### Direction
Under this task are some entries; return every one of them exactly.

### Records
================================

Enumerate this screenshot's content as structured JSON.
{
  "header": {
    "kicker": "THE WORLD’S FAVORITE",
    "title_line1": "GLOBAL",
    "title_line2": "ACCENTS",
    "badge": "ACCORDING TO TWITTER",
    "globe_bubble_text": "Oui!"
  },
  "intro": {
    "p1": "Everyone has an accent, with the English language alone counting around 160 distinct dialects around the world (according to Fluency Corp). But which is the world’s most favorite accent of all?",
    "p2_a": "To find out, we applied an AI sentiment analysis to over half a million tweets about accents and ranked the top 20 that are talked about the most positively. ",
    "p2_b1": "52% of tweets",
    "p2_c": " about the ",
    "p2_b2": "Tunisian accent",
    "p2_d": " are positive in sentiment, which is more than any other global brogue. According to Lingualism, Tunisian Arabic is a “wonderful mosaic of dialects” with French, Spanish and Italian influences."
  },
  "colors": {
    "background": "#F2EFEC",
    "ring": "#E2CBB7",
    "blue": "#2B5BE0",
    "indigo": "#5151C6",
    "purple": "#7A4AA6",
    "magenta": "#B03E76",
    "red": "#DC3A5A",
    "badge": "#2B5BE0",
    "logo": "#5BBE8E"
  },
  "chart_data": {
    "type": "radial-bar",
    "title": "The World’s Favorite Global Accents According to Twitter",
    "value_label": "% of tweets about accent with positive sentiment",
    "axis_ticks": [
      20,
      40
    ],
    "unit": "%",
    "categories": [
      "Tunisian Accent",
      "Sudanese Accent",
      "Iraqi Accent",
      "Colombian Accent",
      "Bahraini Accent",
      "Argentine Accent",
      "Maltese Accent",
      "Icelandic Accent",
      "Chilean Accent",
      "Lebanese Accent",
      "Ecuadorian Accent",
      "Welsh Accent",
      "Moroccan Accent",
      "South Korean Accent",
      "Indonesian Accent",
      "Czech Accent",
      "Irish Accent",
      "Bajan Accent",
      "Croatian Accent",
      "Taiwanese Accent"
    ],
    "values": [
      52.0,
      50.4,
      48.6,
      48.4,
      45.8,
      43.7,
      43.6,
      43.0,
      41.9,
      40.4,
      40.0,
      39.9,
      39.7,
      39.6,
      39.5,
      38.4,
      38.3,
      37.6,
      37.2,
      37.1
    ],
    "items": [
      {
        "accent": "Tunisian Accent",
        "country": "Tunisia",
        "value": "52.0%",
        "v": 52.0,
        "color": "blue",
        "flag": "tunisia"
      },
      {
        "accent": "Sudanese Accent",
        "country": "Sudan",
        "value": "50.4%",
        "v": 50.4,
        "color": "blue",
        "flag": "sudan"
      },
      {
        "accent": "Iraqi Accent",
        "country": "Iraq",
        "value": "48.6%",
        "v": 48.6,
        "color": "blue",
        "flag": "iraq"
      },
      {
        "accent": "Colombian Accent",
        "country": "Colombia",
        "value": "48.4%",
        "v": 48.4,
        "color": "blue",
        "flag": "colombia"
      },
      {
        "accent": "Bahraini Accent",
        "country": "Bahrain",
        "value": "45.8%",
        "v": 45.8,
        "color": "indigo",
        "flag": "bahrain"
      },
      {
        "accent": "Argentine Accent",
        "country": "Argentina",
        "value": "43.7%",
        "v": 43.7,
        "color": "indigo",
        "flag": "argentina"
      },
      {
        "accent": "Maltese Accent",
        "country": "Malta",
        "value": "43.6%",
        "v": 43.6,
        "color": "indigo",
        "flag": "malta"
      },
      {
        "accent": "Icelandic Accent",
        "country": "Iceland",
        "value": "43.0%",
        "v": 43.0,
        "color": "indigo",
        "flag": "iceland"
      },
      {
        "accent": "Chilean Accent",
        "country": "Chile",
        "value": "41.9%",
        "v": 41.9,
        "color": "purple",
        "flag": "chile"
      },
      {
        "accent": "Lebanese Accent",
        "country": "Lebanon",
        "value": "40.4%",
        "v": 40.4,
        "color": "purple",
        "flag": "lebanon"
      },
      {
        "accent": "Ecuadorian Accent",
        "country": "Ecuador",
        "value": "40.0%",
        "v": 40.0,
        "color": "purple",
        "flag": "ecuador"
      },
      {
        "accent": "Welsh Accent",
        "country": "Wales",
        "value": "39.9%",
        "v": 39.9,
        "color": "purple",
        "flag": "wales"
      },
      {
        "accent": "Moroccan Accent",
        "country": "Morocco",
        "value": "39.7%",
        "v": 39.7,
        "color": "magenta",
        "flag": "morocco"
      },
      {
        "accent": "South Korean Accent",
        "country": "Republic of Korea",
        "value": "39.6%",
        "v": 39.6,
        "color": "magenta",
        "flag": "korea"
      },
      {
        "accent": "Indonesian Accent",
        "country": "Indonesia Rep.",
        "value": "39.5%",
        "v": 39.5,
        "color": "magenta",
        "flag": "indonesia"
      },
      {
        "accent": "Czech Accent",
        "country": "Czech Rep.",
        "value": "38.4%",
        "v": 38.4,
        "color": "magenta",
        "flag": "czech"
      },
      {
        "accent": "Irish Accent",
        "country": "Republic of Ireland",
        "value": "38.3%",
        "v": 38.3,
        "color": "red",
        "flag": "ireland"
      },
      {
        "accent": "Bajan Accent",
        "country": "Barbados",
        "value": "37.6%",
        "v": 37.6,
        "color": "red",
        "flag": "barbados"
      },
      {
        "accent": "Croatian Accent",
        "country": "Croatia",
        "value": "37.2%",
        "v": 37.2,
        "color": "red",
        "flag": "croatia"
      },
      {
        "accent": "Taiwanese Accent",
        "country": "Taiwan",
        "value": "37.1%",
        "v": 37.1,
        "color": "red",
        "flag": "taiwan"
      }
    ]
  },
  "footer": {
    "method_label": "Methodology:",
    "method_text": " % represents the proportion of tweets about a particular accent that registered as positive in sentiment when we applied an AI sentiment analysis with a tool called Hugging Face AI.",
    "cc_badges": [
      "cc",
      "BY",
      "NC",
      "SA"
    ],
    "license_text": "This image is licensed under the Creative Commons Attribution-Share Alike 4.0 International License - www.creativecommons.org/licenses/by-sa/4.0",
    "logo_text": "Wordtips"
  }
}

================================

### Answer in full
Enumerate this screenshot's content as structured JSON.
{
  "header": {
    "kicker": "THE WORLD’S FAVORITE",
    "title_line1": "GLOBAL",
    "title_line2": "ACCENTS",
    "badge": "ACCORDING TO TWITTER",
    "globe_bubble_text": "Oui!"
  },
  "intro": {
    "p1": "Everyone has an accent, with the English language alone counting around 160 distinct dialects around the world (according to Fluency Corp). But which is the world’s most favorite accent of all?",
    "p2_a": "To find out, we applied an AI sentiment analysis to over half a million tweets about accents and ranked the top 20 that are talked about the most positively. ",
    "p2_b1": "52% of tweets",
    "p2_c": " about the ",
    "p2_b2": "Tunisian accent",
    "p2_d": " are positive in sentiment, which is more than any other global brogue. According to Lingualism, Tunisian Arabic is a “wonderful mosaic of dialects” with French, Spanish and Italian influences."
  },
  "colors": {
    "background": "#F2EFEC",
    "ring": "#E2CBB7",
    "blue": "#2B5BE0",
    "indigo": "#5151C6",
    "purple": "#7A4AA6",
    "magenta": "#B03E76",
    "red": "#DC3A5A",
    "badge": "#2B5BE0",
    "logo": "#5BBE8E"
  },
  "chart_data": {
    "type": "radial-bar",
    "title": "The World’s Favorite Global Accents According to Twitter",
    "value_label": "% of tweets about accent with positive sentiment",
    "axis_ticks": [
      20,
      40
    ],
    "unit": "%",
    "categories": [
      "Tunisian Accent",
      "Sudanese Accent",
      "Iraqi Accent",
      "Colombian Accent",
      "Bahraini Accent",
      "Argentine Accent",
      "Maltese Accent",
      "Icelandic Accent",
      "Chilean Accent",
      "Lebanese Accent",
      "Ecuadorian Accent",
      "Welsh Accent",
      "Moroccan Accent",
      "South Korean Accent",
      "Indonesian Accent",
      "Czech Accent",
      "Irish Accent",
      "Bajan Accent",
      "Croatian Accent",
      "Taiwanese Accent"
    ],
    "values": [
      52.0,
      50.4,
      48.6,
      48.4,
      45.8,
      43.7,
      43.6,
      43.0,
      41.9,
      40.4,
      40.0,
      39.9,
      39.7,
      39.6,
      39.5,
      38.4,
      38.3,
      37.6,
      37.2,
      37.1
    ],
    "items": [
      {
        "accent": "Tunisian Accent",
        "country": "Tunisia",
        "value": "52.0%",
        "v": 52.0,
        "color": "blue",
        "flag": "tunisia"
      },
      {
        "accent": "Sudanese Accent",
        "country": "Sudan",
        "value": "50.4%",
        "v": 50.4,
        "color": "blue",
        "flag": "sudan"
      },
      {
        "accent": "Iraqi Accent",
        "country": "Iraq",
        "value": "48.6%",
        "v": 48.6,
        "color": "blue",
        "flag": "iraq"
      },
      {
        "accent": "Colombian Accent",
        "country": "Colombia",
        "value": "48.4%",
        "v": 48.4,
        "color": "blue",
        "flag": "colombia"
      },
      {
        "accent": "Bahraini Accent",
        "country": "Bahrain",
        "value": "45.8%",
        "v": 45.8,
        "color": "indigo",
        "flag": "bahrain"
      },
      {
        "accent": "Argentine Accent",
        "country": "Argentina",
        "value": "43.7%",
        "v": 43.7,
        "color": "indigo",
        "flag": "argentina"
      },
      {
        "accent": "Maltese Accent",
        "country": "Malta",
        "value": "43.6%",
        "v": 43.6,
        "color": "indigo",
        "flag": "malta"
      },
      {
        "accent": "Icelandic Accent",
        "country": "Iceland",
        "value": "43.0%",
        "v": 43.0,
        "color": "indigo",
        "flag": "iceland"
      },
      {
        "accent": "Chilean Accent",
        "country": "Chile",
        "value": "41.9%",
        "v": 41.9,
        "color": "purple",
        "flag": "chile"
      },
      {
        "accent": "Lebanese Accent",
        "country": "Lebanon",
        "value": "40.4%",
        "v": 40.4,
        "color": "purple",
        "flag": "lebanon"
      },
      {
        "accent": "Ecuadorian Accent",
        "country": "Ecuador",
        "value": "40.0%",
        "v": 40.0,
        "color": "purple",
        "flag": "ecuador"
      },
      {
        "accent": "Welsh Accent",
        "country": "Wales",
        "value": "39.9%",
        "v": 39.9,
        "color": "purple",
        "flag": "wales"
      },
      {
        "accent": "Moroccan Accent",
        "country": "Morocco",
        "value": "39.7%",
        "v": 39.7,
        "color": "magenta",
        "flag": "morocco"
      },
      {
        "accent": "South Korean Accent",
        "country": "Republic of Korea",
        "value": "39.6%",
        "v": 39.6,
        "color": "magenta",
        "flag": "korea"
      },
      {
        "accent": "Indonesian Accent",
        "country": "Indonesia Rep.",
        "value": "39.5%",
        "v": 39.5,
        "color": "magenta",
        "flag": "indonesia"
      },
      {
        "accent": "Czech Accent",
        "country": "Czech Rep.",
        "value": "38.4%",
        "v": 38.4,
        "color": "magenta",
        "flag": "czech"
      },
      {
        "accent": "Irish Accent",
        "country": "Republic of Ireland",
        "value": "38.3%",
        "v": 38.3,
        "color": "red",
        "flag": "ireland"
      },
      {
        "accent": "Bajan Accent",
        "country": "Barbados",
        "value": "37.6%",
        "v": 37.6,
        "color": "red",
        "flag": "barbados"
      },
      {
        "accent": "Croatian Accent",
        "country": "Croatia",
        "value": "37.2%",
        "v": 37.2,
        "color": "red",
        "flag": "croatia"
      },
      {
        "accent": "Taiwanese Accent",
        "country": "Taiwan",
        "value": "37.1%",
        "v": 37.1,
        "color": "red",
        "flag": "taiwan"
      }
    ]
  },
  "footer": {
    "method_label": "Methodology:",
    "method_text": " % represents the proportion of tweets about a particular accent that registered as positive in sentiment when we applied an AI sentiment analysis with a tool called Hugging Face AI.",
    "cc_badges": [
      "cc",
      "BY",
      "NC",
      "SA"
    ],
    "license_text": "This image is licensed under the Creative Commons Attribution-Share Alike 4.0 International License - www.creativecommons.org/licenses/by-sa/4.0",
    "logo_text": "Wordtips"
  }
}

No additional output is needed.